[begin INFORMATION SUPPLIED]
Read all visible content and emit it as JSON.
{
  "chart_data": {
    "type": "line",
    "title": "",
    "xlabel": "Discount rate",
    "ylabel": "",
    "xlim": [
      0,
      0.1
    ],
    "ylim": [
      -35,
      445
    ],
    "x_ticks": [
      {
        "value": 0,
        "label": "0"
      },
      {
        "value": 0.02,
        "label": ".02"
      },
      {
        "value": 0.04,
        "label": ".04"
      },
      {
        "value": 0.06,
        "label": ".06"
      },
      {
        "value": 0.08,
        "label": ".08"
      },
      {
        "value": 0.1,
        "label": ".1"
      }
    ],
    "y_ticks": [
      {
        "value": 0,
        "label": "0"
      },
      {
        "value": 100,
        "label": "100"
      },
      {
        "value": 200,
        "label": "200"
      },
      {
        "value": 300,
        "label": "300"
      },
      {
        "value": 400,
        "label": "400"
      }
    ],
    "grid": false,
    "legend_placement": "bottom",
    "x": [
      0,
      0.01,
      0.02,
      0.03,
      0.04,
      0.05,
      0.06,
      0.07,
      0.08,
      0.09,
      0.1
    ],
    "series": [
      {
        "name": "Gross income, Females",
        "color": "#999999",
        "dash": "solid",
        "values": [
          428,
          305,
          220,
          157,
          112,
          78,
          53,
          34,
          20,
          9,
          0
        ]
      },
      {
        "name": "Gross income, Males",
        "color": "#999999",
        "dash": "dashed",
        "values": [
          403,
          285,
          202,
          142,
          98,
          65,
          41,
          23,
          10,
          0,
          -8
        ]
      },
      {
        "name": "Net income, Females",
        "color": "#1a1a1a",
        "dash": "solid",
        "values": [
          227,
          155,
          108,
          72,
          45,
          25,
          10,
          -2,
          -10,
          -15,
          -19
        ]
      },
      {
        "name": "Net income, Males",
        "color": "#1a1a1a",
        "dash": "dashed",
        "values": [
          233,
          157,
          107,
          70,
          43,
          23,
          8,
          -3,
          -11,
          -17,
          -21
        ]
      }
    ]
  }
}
[end INFORMATION SUPPLIED]
> PROBLEM TO WORK ON:
Write out all the entries exactly.

> RESULT:
Read all visible content and emit it as JSON.
{
  "chart_data": {
    "type": "line",
    "title": "",
    "xlabel": "Discount rate",
    "ylabel": "",
    "xlim": [
      0,
      0.1
    ],
    "ylim": [
      -35,
      445
    ],
    "x_ticks": [
      {
        "value": 0,
        "label": "0"
      },
      {
        "value": 0.02,
        "label": ".02"
      },
      {
        "value": 0.04,
        "label": ".04"
      },
      {
        "value": 0.06,
        "label": ".06"
      },
      {
        "value": 0.08,
        "label": ".08"
      },
      {
        "value": 0.1,
        "label": ".1"
      }
    ],
    "y_ticks": [
      {
        "value": 0,
        "label": "0"
      },
      {
        "value": 100,
        "label": "100"
      },
      {
        "value": 200,
        "label": "200"
      },
      {
        "value": 300,
        "label": "300"
      },
      {
        "value": 400,
        "label": "400"
      }
    ],
    "grid": false,
    "legend_placement": "bottom",
    "x": [
      0,
      0.01,
      0.02,
      0.03,
      0.04,
      0.05,
      0.06,
      0.07,
      0.08,
      0.09,
      0.1
    ],
    "series": [
      {
        "name": "Gross income, Females",
        "color": "#999999",
        "dash": "solid",
        "values": [
          428,
          305,
          220,
          157,
          112,
          78,
          53,
          34,
          20,
          9,
          0
        ]
      },
      {
        "name": "Gross income, Males",
        "color": "#999999",
        "dash": "dashed",
        "values": [
          403,
          285,
          202,
          142,
          98,
          65,
          41,
          23,
          10,
          0,
          -8
        ]
      },
      {
        "name": "Net income, Females",
        "color": "#1a1a1a",
        "dash": "solid",
        "values": [
          227,
          155,
          108,
          72,
          45,
          25,
          10,
          -2,
          -10,
          -15,
          -19
        ]
      },
      {
        "name": "Net income, Males",
        "color": "#1a1a1a",
        "dash": "dashed",
        "values": [
          233,
          157,
          107,
          70,
          43,
          23,
          8,
          -3,
          -11,
          -17,
          -21
        ]
      }
    ]
  }
}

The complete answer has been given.